● What this task involves:
Copy everything in the data below exactly except the pictures.

● Excerpted data:

((

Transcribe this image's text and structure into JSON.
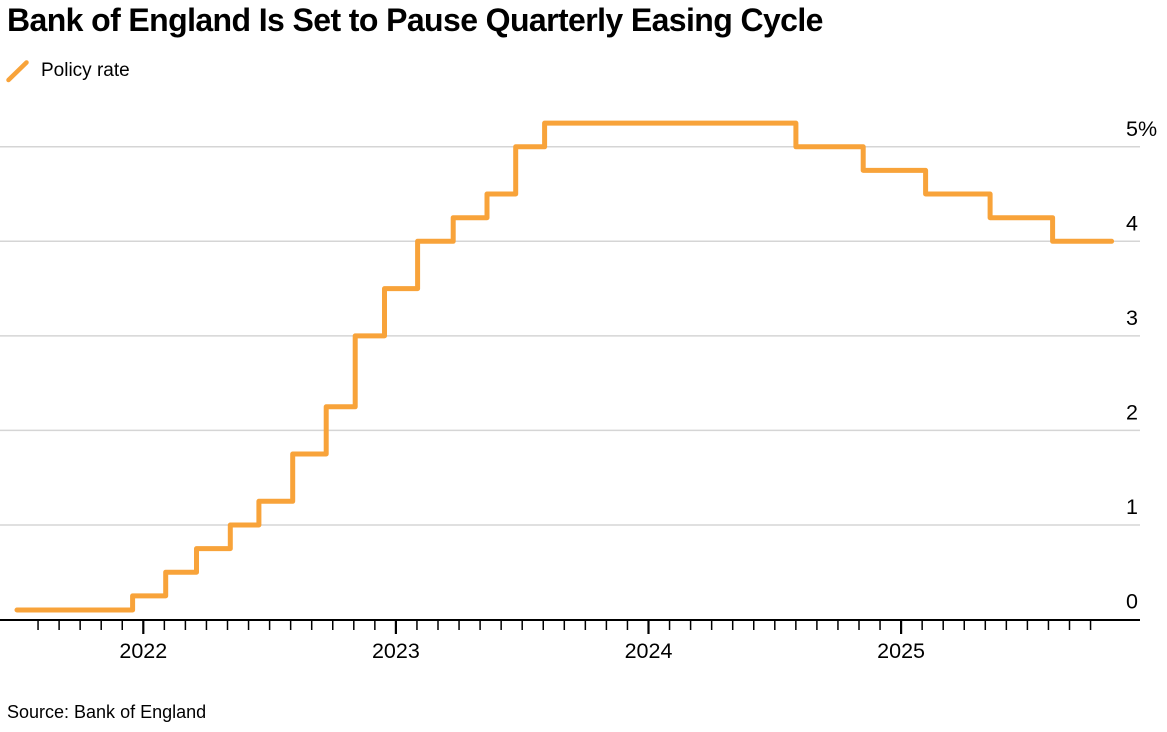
{
  "header": {
    "title": "Bank of England Is Set to Pause Quarterly Easing Cycle",
    "legend": {
      "label": "Policy rate",
      "color": "#F8A33A"
    }
  },
  "footer": {
    "source": "Source: Bank of England"
  },
  "chart_data": {
    "type": "line",
    "subtype": "step",
    "title": "Bank of England Is Set to Pause Quarterly Easing Cycle",
    "xlabel": "",
    "ylabel": "",
    "unit": "%",
    "legend_position": "top-left",
    "legend_entries": [
      "Policy rate"
    ],
    "grid": "horizontal",
    "y_axis_side": "right",
    "y_range": [
      0,
      5.6
    ],
    "x_range": [
      "2021-07",
      "2025-11"
    ],
    "x_ticks": [
      {
        "label": "2022",
        "date": "2022-01-01"
      },
      {
        "label": "2023",
        "date": "2023-01-01"
      },
      {
        "label": "2024",
        "date": "2024-01-01"
      },
      {
        "label": "2025",
        "date": "2025-01-01"
      }
    ],
    "y_ticks": [
      {
        "label": "5%",
        "value": 5
      },
      {
        "label": "4",
        "value": 4
      },
      {
        "label": "3",
        "value": 3
      },
      {
        "label": "2",
        "value": 2
      },
      {
        "label": "1",
        "value": 1
      },
      {
        "label": "0",
        "value": 0
      }
    ],
    "series": [
      {
        "name": "Policy rate",
        "color": "#F8A33A",
        "end_date": "2025-11-01",
        "steps": [
          {
            "date": "2021-07-01",
            "rate": 0.1
          },
          {
            "date": "2021-12-16",
            "rate": 0.25
          },
          {
            "date": "2022-02-03",
            "rate": 0.5
          },
          {
            "date": "2022-03-17",
            "rate": 0.75
          },
          {
            "date": "2022-05-05",
            "rate": 1.0
          },
          {
            "date": "2022-06-16",
            "rate": 1.25
          },
          {
            "date": "2022-08-04",
            "rate": 1.75
          },
          {
            "date": "2022-09-22",
            "rate": 2.25
          },
          {
            "date": "2022-11-03",
            "rate": 3.0
          },
          {
            "date": "2022-12-15",
            "rate": 3.5
          },
          {
            "date": "2023-02-02",
            "rate": 4.0
          },
          {
            "date": "2023-03-23",
            "rate": 4.25
          },
          {
            "date": "2023-05-11",
            "rate": 4.5
          },
          {
            "date": "2023-06-22",
            "rate": 5.0
          },
          {
            "date": "2023-08-03",
            "rate": 5.25
          },
          {
            "date": "2024-08-01",
            "rate": 5.0
          },
          {
            "date": "2024-11-07",
            "rate": 4.75
          },
          {
            "date": "2025-02-06",
            "rate": 4.5
          },
          {
            "date": "2025-05-08",
            "rate": 4.25
          },
          {
            "date": "2025-08-07",
            "rate": 4.0
          }
        ]
      }
    ],
    "style": {
      "line_width": 5,
      "grid_color": "#D5D5D5",
      "axis_color": "#000000",
      "text_color": "#000000",
      "background": "#FFFFFF"
    }
  }
}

))

● In response:
Transcribe this image's text and structure into JSON.
{
  "header": {
    "title": "Bank of England Is Set to Pause Quarterly Easing Cycle",
    "legend": {
      "label": "Policy rate",
      "color": "#F8A33A"
    }
  },
  "footer": {
    "source": "Source: Bank of England"
  },
  "chart_data": {
    "type": "line",
    "subtype": "step",
    "title": "Bank of England Is Set to Pause Quarterly Easing Cycle",
    "xlabel": "",
    "ylabel": "",
    "unit": "%",
    "legend_position": "top-left",
    "legend_entries": [
      "Policy rate"
    ],
    "grid": "horizontal",
    "y_axis_side": "right",
    "y_range": [
      0,
      5.6
    ],
    "x_range": [
      "2021-07",
      "2025-11"
    ],
    "x_ticks": [
      {
        "label": "2022",
        "date": "2022-01-01"
      },
      {
        "label": "2023",
        "date": "2023-01-01"
      },
      {
        "label": "2024",
        "date": "2024-01-01"
      },
      {
        "label": "2025",
        "date": "2025-01-01"
      }
    ],
    "y_ticks": [
      {
        "label": "5%",
        "value": 5
      },
      {
        "label": "4",
        "value": 4
      },
      {
        "label": "3",
        "value": 3
      },
      {
        "label": "2",
        "value": 2
      },
      {
        "label": "1",
        "value": 1
      },
      {
        "label": "0",
        "value": 0
      }
    ],
    "series": [
      {
        "name": "Policy rate",
        "color": "#F8A33A",
        "end_date": "2025-11-01",
        "steps": [
          {
            "date": "2021-07-01",
            "rate": 0.1
          },
          {
            "date": "2021-12-16",
            "rate": 0.25
          },
          {
            "date": "2022-02-03",
            "rate": 0.5
          },
          {
            "date": "2022-03-17",
            "rate": 0.75
          },
          {
            "date": "2022-05-05",
            "rate": 1.0
          },
          {
            "date": "2022-06-16",
            "rate": 1.25
          },
          {
            "date": "2022-08-04",
            "rate": 1.75
          },
          {
            "date": "2022-09-22",
            "rate": 2.25
          },
          {
            "date": "2022-11-03",
            "rate": 3.0
          },
          {
            "date": "2022-12-15",
            "rate": 3.5
          },
          {
            "date": "2023-02-02",
            "rate": 4.0
          },
          {
            "date": "2023-03-23",
            "rate": 4.25
          },
          {
            "date": "2023-05-11",
            "rate": 4.5
          },
          {
            "date": "2023-06-22",
            "rate": 5.0
          },
          {
            "date": "2023-08-03",
            "rate": 5.25
          },
          {
            "date": "2024-08-01",
            "rate": 5.0
          },
          {
            "date": "2024-11-07",
            "rate": 4.75
          },
          {
            "date": "2025-02-06",
            "rate": 4.5
          },
          {
            "date": "2025-05-08",
            "rate": 4.25
          },
          {
            "date": "2025-08-07",
            "rate": 4.0
          }
        ]
      }
    ],
    "style": {
      "line_width": 5,
      "grid_color": "#D5D5D5",
      "axis_color": "#000000",
      "text_color": "#000000",
      "background": "#FFFFFF"
    }
  }
}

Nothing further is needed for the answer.